● **PROMPT**
Check each line of the material below, and copy it if it holds the string "from".

● **INPUT FOR THIS TASK**
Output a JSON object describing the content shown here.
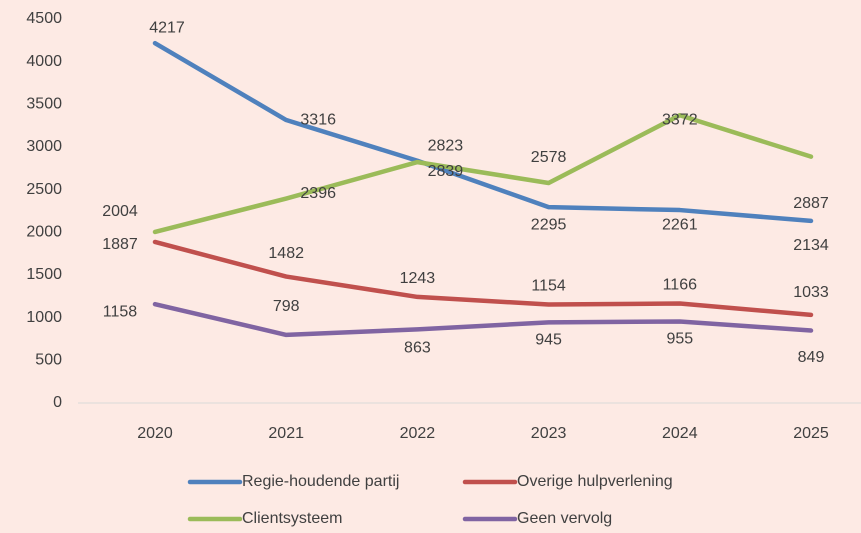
{
  "chart_data": {
    "type": "line",
    "categories": [
      "2020",
      "2021",
      "2022",
      "2023",
      "2024",
      "2025"
    ],
    "series": [
      {
        "name": "Regie-houdende partij",
        "color": "#4f81bd",
        "values": [
          4217,
          3316,
          2839,
          2295,
          2261,
          2134
        ]
      },
      {
        "name": "Overige hulpverlening",
        "color": "#c0504d",
        "values": [
          1887,
          1482,
          1243,
          1154,
          1166,
          1033
        ]
      },
      {
        "name": "Clientsysteem",
        "color": "#9bbb59",
        "values": [
          2004,
          2396,
          2823,
          2578,
          3372,
          2887
        ]
      },
      {
        "name": "Geen vervolg",
        "color": "#8064a2",
        "values": [
          1158,
          798,
          863,
          945,
          955,
          849
        ]
      }
    ],
    "ylim": [
      0,
      4500
    ],
    "yticks": [
      0,
      500,
      1000,
      1500,
      2000,
      2500,
      3000,
      3500,
      4000,
      4500
    ],
    "grid": false,
    "data_labels": true,
    "legend": "bottom"
  }
}
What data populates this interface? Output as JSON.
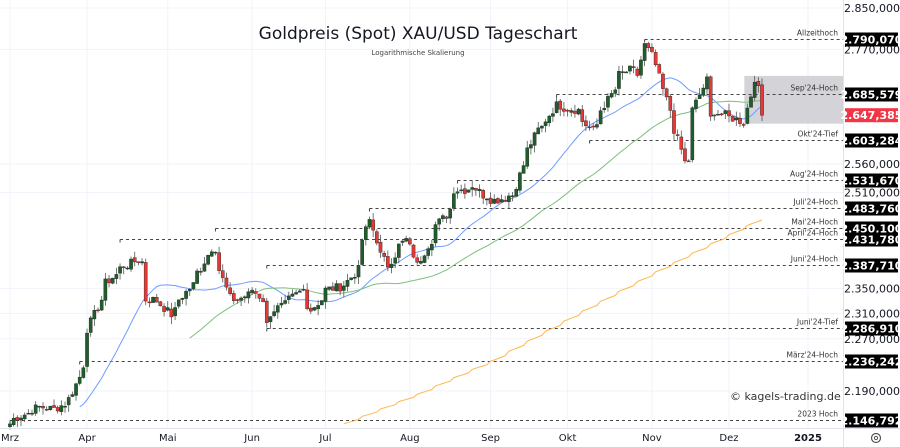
{
  "chart_data": {
    "type": "candlestick",
    "title": "Goldpreis (Spot) XAU/USD Tageschart",
    "subtitle": "Logarithmische Skalierung",
    "y_scale": "log",
    "ylim": [
      2130,
      2870
    ],
    "y_ticks": [
      "2.850,000",
      "2.770,000",
      "2.560,000",
      "2.510,000",
      "2.350,000",
      "2.310,000",
      "2.270,000",
      "2.190,000"
    ],
    "y_tick_values": [
      2850,
      2770,
      2560,
      2510,
      2350,
      2310,
      2270,
      2190
    ],
    "x_ticks": [
      "Mrz",
      "Apr",
      "Mai",
      "Jun",
      "Jul",
      "Aug",
      "Sep",
      "Okt",
      "Nov",
      "Dez",
      "2025"
    ],
    "x_range": [
      "2024-03-01",
      "2024-12-13"
    ],
    "grid": true,
    "colors": {
      "up": "#1e5e2a",
      "down": "#e53935",
      "ma_fast": "#6f9cff",
      "ma_slow": "#7cbf7c",
      "ma_long": "#ffb74d",
      "current": "#f23645",
      "box": "#c9c9ce"
    },
    "close_waypoints": [
      [
        "2024-03-01",
        2141
      ],
      [
        "2024-03-05",
        2151
      ],
      [
        "2024-03-13",
        2166
      ],
      [
        "2024-03-19",
        2163
      ],
      [
        "2024-03-25",
        2178
      ],
      [
        "2024-03-28",
        2211
      ],
      [
        "2024-04-01",
        2285
      ],
      [
        "2024-04-05",
        2332
      ],
      [
        "2024-04-08",
        2359
      ],
      [
        "2024-04-11",
        2372
      ],
      [
        "2024-04-12",
        2383
      ],
      [
        "2024-04-16",
        2388
      ],
      [
        "2024-04-19",
        2397
      ],
      [
        "2024-04-22",
        2393
      ],
      [
        "2024-04-23",
        2332
      ],
      [
        "2024-04-25",
        2332
      ],
      [
        "2024-04-29",
        2324
      ],
      [
        "2024-05-02",
        2308
      ],
      [
        "2024-05-06",
        2332
      ],
      [
        "2024-05-10",
        2356
      ],
      [
        "2024-05-14",
        2383
      ],
      [
        "2024-05-17",
        2416
      ],
      [
        "2024-05-20",
        2416
      ],
      [
        "2024-05-21",
        2380
      ],
      [
        "2024-05-24",
        2335
      ],
      [
        "2024-05-28",
        2332
      ],
      [
        "2024-06-03",
        2348
      ],
      [
        "2024-06-06",
        2332
      ],
      [
        "2024-06-07",
        2292
      ],
      [
        "2024-06-11",
        2316
      ],
      [
        "2024-06-17",
        2332
      ],
      [
        "2024-06-21",
        2348
      ],
      [
        "2024-06-25",
        2316
      ],
      [
        "2024-06-28",
        2332
      ],
      [
        "2024-07-01",
        2348
      ],
      [
        "2024-07-08",
        2356
      ],
      [
        "2024-07-12",
        2380
      ],
      [
        "2024-07-15",
        2430
      ],
      [
        "2024-07-17",
        2463
      ],
      [
        "2024-07-19",
        2430
      ],
      [
        "2024-07-24",
        2388
      ],
      [
        "2024-07-26",
        2405
      ],
      [
        "2024-07-31",
        2430
      ],
      [
        "2024-08-02",
        2405
      ],
      [
        "2024-08-05",
        2388
      ],
      [
        "2024-08-08",
        2421
      ],
      [
        "2024-08-12",
        2455
      ],
      [
        "2024-08-15",
        2471
      ],
      [
        "2024-08-19",
        2515
      ],
      [
        "2024-08-22",
        2515
      ],
      [
        "2024-08-26",
        2523
      ],
      [
        "2024-08-29",
        2506
      ],
      [
        "2024-09-03",
        2497
      ],
      [
        "2024-09-06",
        2501
      ],
      [
        "2024-09-10",
        2506
      ],
      [
        "2024-09-13",
        2558
      ],
      [
        "2024-09-16",
        2585
      ],
      [
        "2024-09-19",
        2621
      ],
      [
        "2024-09-23",
        2639
      ],
      [
        "2024-09-26",
        2666
      ],
      [
        "2024-10-01",
        2660
      ],
      [
        "2024-10-04",
        2657
      ],
      [
        "2024-10-08",
        2630
      ],
      [
        "2024-10-10",
        2621
      ],
      [
        "2024-10-14",
        2657
      ],
      [
        "2024-10-18",
        2694
      ],
      [
        "2024-10-21",
        2722
      ],
      [
        "2024-10-24",
        2731
      ],
      [
        "2024-10-28",
        2722
      ],
      [
        "2024-10-30",
        2778
      ],
      [
        "2024-11-01",
        2759
      ],
      [
        "2024-11-04",
        2740
      ],
      [
        "2024-11-06",
        2694
      ],
      [
        "2024-11-08",
        2657
      ],
      [
        "2024-11-11",
        2621
      ],
      [
        "2024-11-13",
        2585
      ],
      [
        "2024-11-14",
        2563
      ],
      [
        "2024-11-15",
        2567
      ],
      [
        "2024-11-18",
        2657
      ],
      [
        "2024-11-22",
        2712
      ],
      [
        "2024-11-25",
        2642
      ],
      [
        "2024-11-26",
        2653
      ],
      [
        "2024-11-29",
        2648
      ],
      [
        "2024-12-03",
        2642
      ],
      [
        "2024-12-06",
        2635
      ],
      [
        "2024-12-09",
        2660
      ],
      [
        "2024-12-10",
        2684
      ],
      [
        "2024-12-11",
        2716
      ],
      [
        "2024-12-12",
        2694
      ],
      [
        "2024-12-13",
        2647
      ]
    ],
    "moving_averages": [
      {
        "period": 20,
        "color_key": "ma_fast"
      },
      {
        "period": 50,
        "color_key": "ma_slow"
      }
    ],
    "long_ma_points": [
      [
        "2024-07-08",
        2141
      ],
      [
        "2024-08-05",
        2185
      ],
      [
        "2024-09-03",
        2237
      ],
      [
        "2024-10-01",
        2300
      ],
      [
        "2024-11-04",
        2377
      ],
      [
        "2024-12-13",
        2463
      ]
    ],
    "levels": [
      {
        "label": "Allzeithoch",
        "value": 2790.07,
        "value_text": "2.790,070",
        "from": "2024-10-30"
      },
      {
        "label": "Sep'24-Hoch",
        "value": 2685.579,
        "value_text": "2.685,579",
        "from": "2024-09-26"
      },
      {
        "label": "Okt'24-Tief",
        "value": 2603.284,
        "value_text": "2.603,284",
        "from": "2024-10-09"
      },
      {
        "label": "Aug'24-Hoch",
        "value": 2531.67,
        "value_text": "2.531,670",
        "from": "2024-08-20"
      },
      {
        "label": "Juli'24-Hoch",
        "value": 2483.76,
        "value_text": "2.483,760",
        "from": "2024-07-17"
      },
      {
        "label": "Mai'24-Hoch",
        "value": 2450.1,
        "value_text": "2.450,100",
        "from": "2024-05-20"
      },
      {
        "label": "April'24-Hoch",
        "value": 2431.78,
        "value_text": "2.431,780",
        "from": "2024-04-12"
      },
      {
        "label": "Juni'24-Hoch",
        "value": 2387.71,
        "value_text": "2.387,710",
        "from": "2024-06-07"
      },
      {
        "label": "Juni'24-Tief",
        "value": 2286.91,
        "value_text": "2.286,910",
        "from": "2024-06-07"
      },
      {
        "label": "März'24-Hoch",
        "value": 2236.242,
        "value_text": "2.236,242",
        "from": "2024-03-28"
      },
      {
        "label": "2023 Hoch",
        "value": 2146.792,
        "value_text": "2.146,792",
        "from": "2024-03-01"
      }
    ],
    "current_price": {
      "value": 2647.385,
      "value_text": "2.647,385"
    },
    "range_box": {
      "from": "2024-12-09",
      "high": 2720,
      "low": 2632
    }
  },
  "watermark": "© kagels-trading.de",
  "settings_icon": "gear-icon"
}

● **RESULT**
        "from": "2024-10-30"
        "from": "2024-09-26"
        "from": "2024-10-09"
        "from": "2024-08-20"
        "from": "2024-07-17"
        "from": "2024-05-20"
        "from": "2024-04-12"
        "from": "2024-06-07"
        "from": "2024-06-07"
        "from": "2024-03-28"
        "from": "2024-03-01"
      "from": "2024-12-09",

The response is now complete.